— SET TASK —
Can the data below be set down again exactly, line for line?

------ THE DATA

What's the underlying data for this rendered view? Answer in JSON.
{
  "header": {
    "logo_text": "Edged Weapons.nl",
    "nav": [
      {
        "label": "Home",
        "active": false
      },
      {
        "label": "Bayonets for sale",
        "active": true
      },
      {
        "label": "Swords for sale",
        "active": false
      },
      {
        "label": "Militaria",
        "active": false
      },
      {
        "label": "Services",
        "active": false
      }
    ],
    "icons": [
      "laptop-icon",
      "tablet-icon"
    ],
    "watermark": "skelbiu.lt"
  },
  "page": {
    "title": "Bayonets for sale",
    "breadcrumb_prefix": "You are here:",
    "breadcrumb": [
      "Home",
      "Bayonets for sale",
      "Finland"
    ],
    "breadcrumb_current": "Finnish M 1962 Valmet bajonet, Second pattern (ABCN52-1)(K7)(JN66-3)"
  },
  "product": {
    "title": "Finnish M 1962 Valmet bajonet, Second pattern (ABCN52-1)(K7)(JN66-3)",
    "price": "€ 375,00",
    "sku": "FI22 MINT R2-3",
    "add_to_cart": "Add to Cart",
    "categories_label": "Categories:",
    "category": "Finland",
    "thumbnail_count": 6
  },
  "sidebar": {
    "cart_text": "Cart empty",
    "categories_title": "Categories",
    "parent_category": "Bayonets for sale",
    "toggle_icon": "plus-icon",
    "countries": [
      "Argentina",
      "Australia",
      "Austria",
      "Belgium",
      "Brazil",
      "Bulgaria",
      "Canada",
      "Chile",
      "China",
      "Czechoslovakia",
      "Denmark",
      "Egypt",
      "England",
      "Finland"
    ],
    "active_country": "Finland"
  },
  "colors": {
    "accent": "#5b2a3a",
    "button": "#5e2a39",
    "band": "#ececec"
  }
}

------------

— COMPLETE RESPONSE —
What's the underlying data for this rendered view? Answer in JSON.
{
  "header": {
    "logo_text": "Edged Weapons.nl",
    "nav": [
      {
        "label": "Home",
        "active": false
      },
      {
        "label": "Bayonets for sale",
        "active": true
      },
      {
        "label": "Swords for sale",
        "active": false
      },
      {
        "label": "Militaria",
        "active": false
      },
      {
        "label": "Services",
        "active": false
      }
    ],
    "icons": [
      "laptop-icon",
      "tablet-icon"
    ],
    "watermark": "skelbiu.lt"
  },
  "page": {
    "title": "Bayonets for sale",
    "breadcrumb_prefix": "You are here:",
    "breadcrumb": [
      "Home",
      "Bayonets for sale",
      "Finland"
    ],
    "breadcrumb_current": "Finnish M 1962 Valmet bajonet, Second pattern (ABCN52-1)(K7)(JN66-3)"
  },
  "product": {
    "title": "Finnish M 1962 Valmet bajonet, Second pattern (ABCN52-1)(K7)(JN66-3)",
    "price": "€ 375,00",
    "sku": "FI22 MINT R2-3",
    "add_to_cart": "Add to Cart",
    "categories_label": "Categories:",
    "category": "Finland",
    "thumbnail_count": 6
  },
  "sidebar": {
    "cart_text": "Cart empty",
    "categories_title": "Categories",
    "parent_category": "Bayonets for sale",
    "toggle_icon": "plus-icon",
    "countries": [
      "Argentina",
      "Australia",
      "Austria",
      "Belgium",
      "Brazil",
      "Bulgaria",
      "Canada",
      "Chile",
      "China",
      "Czechoslovakia",
      "Denmark",
      "Egypt",
      "England",
      "Finland"
    ],
    "active_country": "Finland"
  },
  "colors": {
    "accent": "#5b2a3a",
    "button": "#5e2a39",
    "band": "#ececec"
  }
}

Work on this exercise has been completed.